-- EXERCISE DETAILS --
Exclude the pictures and return every line exactly as written.

-- INPUT RECORDS --
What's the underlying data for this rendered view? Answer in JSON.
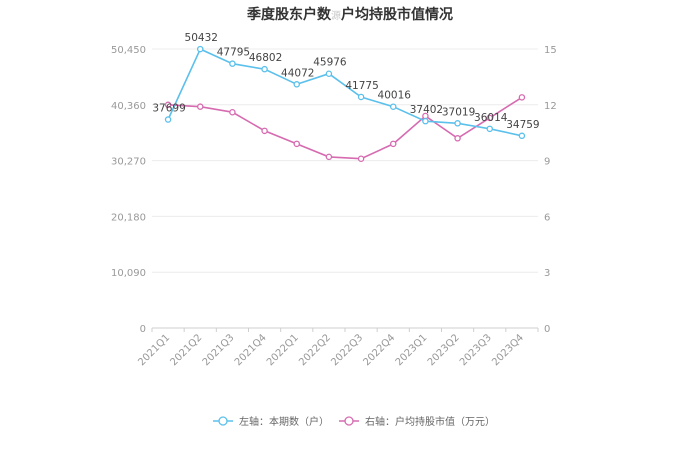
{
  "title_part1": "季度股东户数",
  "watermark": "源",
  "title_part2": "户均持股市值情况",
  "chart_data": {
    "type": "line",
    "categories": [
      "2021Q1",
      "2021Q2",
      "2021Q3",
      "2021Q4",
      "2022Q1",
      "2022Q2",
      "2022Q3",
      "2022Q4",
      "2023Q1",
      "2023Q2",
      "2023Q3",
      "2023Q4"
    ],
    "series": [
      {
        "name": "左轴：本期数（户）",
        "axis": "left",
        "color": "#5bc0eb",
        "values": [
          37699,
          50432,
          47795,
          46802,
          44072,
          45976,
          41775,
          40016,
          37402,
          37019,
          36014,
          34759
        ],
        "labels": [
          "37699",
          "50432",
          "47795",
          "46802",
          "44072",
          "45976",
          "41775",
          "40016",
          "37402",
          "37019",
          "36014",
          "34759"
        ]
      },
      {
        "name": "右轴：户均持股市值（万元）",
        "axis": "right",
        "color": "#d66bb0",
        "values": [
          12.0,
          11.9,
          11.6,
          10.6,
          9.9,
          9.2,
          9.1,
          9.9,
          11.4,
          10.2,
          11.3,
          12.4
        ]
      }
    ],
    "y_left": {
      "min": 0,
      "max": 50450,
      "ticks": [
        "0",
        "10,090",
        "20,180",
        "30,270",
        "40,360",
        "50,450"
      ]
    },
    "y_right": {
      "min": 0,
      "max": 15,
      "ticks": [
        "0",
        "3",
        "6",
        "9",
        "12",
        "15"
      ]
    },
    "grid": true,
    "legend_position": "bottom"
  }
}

-- ANSWER TO THIS EXERCISE --
What's the underlying data for this rendered view? Answer in JSON.
{
  "title_part1": "季度股东户数",
  "watermark": "源",
  "title_part2": "户均持股市值情况",
  "chart_data": {
    "type": "line",
    "categories": [
      "2021Q1",
      "2021Q2",
      "2021Q3",
      "2021Q4",
      "2022Q1",
      "2022Q2",
      "2022Q3",
      "2022Q4",
      "2023Q1",
      "2023Q2",
      "2023Q3",
      "2023Q4"
    ],
    "series": [
      {
        "name": "左轴：本期数（户）",
        "axis": "left",
        "color": "#5bc0eb",
        "values": [
          37699,
          50432,
          47795,
          46802,
          44072,
          45976,
          41775,
          40016,
          37402,
          37019,
          36014,
          34759
        ],
        "labels": [
          "37699",
          "50432",
          "47795",
          "46802",
          "44072",
          "45976",
          "41775",
          "40016",
          "37402",
          "37019",
          "36014",
          "34759"
        ]
      },
      {
        "name": "右轴：户均持股市值（万元）",
        "axis": "right",
        "color": "#d66bb0",
        "values": [
          12.0,
          11.9,
          11.6,
          10.6,
          9.9,
          9.2,
          9.1,
          9.9,
          11.4,
          10.2,
          11.3,
          12.4
        ]
      }
    ],
    "y_left": {
      "min": 0,
      "max": 50450,
      "ticks": [
        "0",
        "10,090",
        "20,180",
        "30,270",
        "40,360",
        "50,450"
      ]
    },
    "y_right": {
      "min": 0,
      "max": 15,
      "ticks": [
        "0",
        "3",
        "6",
        "9",
        "12",
        "15"
      ]
    },
    "grid": true,
    "legend_position": "bottom"
  }
}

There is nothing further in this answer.